#### [Task statement]
Print, exactly and completely, every entry in the data.

#### [Supplied information]
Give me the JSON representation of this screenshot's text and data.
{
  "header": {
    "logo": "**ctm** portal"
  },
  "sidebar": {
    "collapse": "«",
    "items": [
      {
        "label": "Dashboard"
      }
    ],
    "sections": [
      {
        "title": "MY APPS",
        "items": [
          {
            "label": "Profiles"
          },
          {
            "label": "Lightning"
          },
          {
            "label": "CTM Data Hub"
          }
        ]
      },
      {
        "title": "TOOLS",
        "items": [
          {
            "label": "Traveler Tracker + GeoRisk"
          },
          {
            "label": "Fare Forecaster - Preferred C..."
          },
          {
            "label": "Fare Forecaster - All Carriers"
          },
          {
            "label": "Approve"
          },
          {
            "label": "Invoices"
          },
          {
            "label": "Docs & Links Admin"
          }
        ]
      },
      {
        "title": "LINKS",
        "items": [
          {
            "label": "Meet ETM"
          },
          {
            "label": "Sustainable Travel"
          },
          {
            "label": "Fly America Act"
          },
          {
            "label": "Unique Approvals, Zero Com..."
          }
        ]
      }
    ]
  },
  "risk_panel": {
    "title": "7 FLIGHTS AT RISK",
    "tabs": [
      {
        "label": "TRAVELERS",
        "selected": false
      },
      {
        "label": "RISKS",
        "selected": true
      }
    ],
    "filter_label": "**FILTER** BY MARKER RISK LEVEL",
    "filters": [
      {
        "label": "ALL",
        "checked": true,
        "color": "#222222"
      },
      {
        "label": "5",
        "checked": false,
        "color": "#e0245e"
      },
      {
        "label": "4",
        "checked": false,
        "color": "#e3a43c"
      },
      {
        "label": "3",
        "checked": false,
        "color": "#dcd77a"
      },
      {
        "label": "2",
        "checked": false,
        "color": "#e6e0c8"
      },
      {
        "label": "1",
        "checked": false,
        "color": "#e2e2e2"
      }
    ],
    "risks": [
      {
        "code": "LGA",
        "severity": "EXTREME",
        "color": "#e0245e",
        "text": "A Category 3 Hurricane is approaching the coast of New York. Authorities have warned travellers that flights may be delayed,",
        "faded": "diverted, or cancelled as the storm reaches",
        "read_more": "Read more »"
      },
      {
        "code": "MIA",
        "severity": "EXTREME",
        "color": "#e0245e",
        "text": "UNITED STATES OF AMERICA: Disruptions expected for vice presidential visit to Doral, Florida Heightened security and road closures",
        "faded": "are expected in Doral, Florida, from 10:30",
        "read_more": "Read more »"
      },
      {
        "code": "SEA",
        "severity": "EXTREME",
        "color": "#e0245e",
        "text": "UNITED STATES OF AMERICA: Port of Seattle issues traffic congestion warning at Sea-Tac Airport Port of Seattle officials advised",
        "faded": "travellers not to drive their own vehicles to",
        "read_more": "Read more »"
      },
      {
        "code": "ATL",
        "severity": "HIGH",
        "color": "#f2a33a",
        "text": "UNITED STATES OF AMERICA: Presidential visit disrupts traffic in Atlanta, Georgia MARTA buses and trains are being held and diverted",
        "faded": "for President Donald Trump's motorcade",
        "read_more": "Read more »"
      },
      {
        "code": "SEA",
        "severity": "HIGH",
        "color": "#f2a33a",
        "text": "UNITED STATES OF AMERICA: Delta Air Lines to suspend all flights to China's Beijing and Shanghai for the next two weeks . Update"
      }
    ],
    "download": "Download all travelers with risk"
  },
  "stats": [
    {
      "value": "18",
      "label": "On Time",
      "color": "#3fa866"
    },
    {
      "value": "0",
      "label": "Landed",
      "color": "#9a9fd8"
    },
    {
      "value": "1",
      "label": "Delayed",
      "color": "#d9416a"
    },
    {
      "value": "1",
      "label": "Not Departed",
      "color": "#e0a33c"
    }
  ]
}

#### [Result below]
Give me the JSON representation of this screenshot's text and data.
{
  "header": {
    "logo": "**ctm** portal"
  },
  "sidebar": {
    "collapse": "«",
    "items": [
      {
        "label": "Dashboard"
      }
    ],
    "sections": [
      {
        "title": "MY APPS",
        "items": [
          {
            "label": "Profiles"
          },
          {
            "label": "Lightning"
          },
          {
            "label": "CTM Data Hub"
          }
        ]
      },
      {
        "title": "TOOLS",
        "items": [
          {
            "label": "Traveler Tracker + GeoRisk"
          },
          {
            "label": "Fare Forecaster - Preferred C..."
          },
          {
            "label": "Fare Forecaster - All Carriers"
          },
          {
            "label": "Approve"
          },
          {
            "label": "Invoices"
          },
          {
            "label": "Docs & Links Admin"
          }
        ]
      },
      {
        "title": "LINKS",
        "items": [
          {
            "label": "Meet ETM"
          },
          {
            "label": "Sustainable Travel"
          },
          {
            "label": "Fly America Act"
          },
          {
            "label": "Unique Approvals, Zero Com..."
          }
        ]
      }
    ]
  },
  "risk_panel": {
    "title": "7 FLIGHTS AT RISK",
    "tabs": [
      {
        "label": "TRAVELERS",
        "selected": false
      },
      {
        "label": "RISKS",
        "selected": true
      }
    ],
    "filter_label": "**FILTER** BY MARKER RISK LEVEL",
    "filters": [
      {
        "label": "ALL",
        "checked": true,
        "color": "#222222"
      },
      {
        "label": "5",
        "checked": false,
        "color": "#e0245e"
      },
      {
        "label": "4",
        "checked": false,
        "color": "#e3a43c"
      },
      {
        "label": "3",
        "checked": false,
        "color": "#dcd77a"
      },
      {
        "label": "2",
        "checked": false,
        "color": "#e6e0c8"
      },
      {
        "label": "1",
        "checked": false,
        "color": "#e2e2e2"
      }
    ],
    "risks": [
      {
        "code": "LGA",
        "severity": "EXTREME",
        "color": "#e0245e",
        "text": "A Category 3 Hurricane is approaching the coast of New York. Authorities have warned travellers that flights may be delayed,",
        "faded": "diverted, or cancelled as the storm reaches",
        "read_more": "Read more »"
      },
      {
        "code": "MIA",
        "severity": "EXTREME",
        "color": "#e0245e",
        "text": "UNITED STATES OF AMERICA: Disruptions expected for vice presidential visit to Doral, Florida Heightened security and road closures",
        "faded": "are expected in Doral, Florida, from 10:30",
        "read_more": "Read more »"
      },
      {
        "code": "SEA",
        "severity": "EXTREME",
        "color": "#e0245e",
        "text": "UNITED STATES OF AMERICA: Port of Seattle issues traffic congestion warning at Sea-Tac Airport Port of Seattle officials advised",
        "faded": "travellers not to drive their own vehicles to",
        "read_more": "Read more »"
      },
      {
        "code": "ATL",
        "severity": "HIGH",
        "color": "#f2a33a",
        "text": "UNITED STATES OF AMERICA: Presidential visit disrupts traffic in Atlanta, Georgia MARTA buses and trains are being held and diverted",
        "faded": "for President Donald Trump's motorcade",
        "read_more": "Read more »"
      },
      {
        "code": "SEA",
        "severity": "HIGH",
        "color": "#f2a33a",
        "text": "UNITED STATES OF AMERICA: Delta Air Lines to suspend all flights to China's Beijing and Shanghai for the next two weeks . Update"
      }
    ],
    "download": "Download all travelers with risk"
  },
  "stats": [
    {
      "value": "18",
      "label": "On Time",
      "color": "#3fa866"
    },
    {
      "value": "0",
      "label": "Landed",
      "color": "#9a9fd8"
    },
    {
      "value": "1",
      "label": "Delayed",
      "color": "#d9416a"
    },
    {
      "value": "1",
      "label": "Not Departed",
      "color": "#e0a33c"
    }
  ]
}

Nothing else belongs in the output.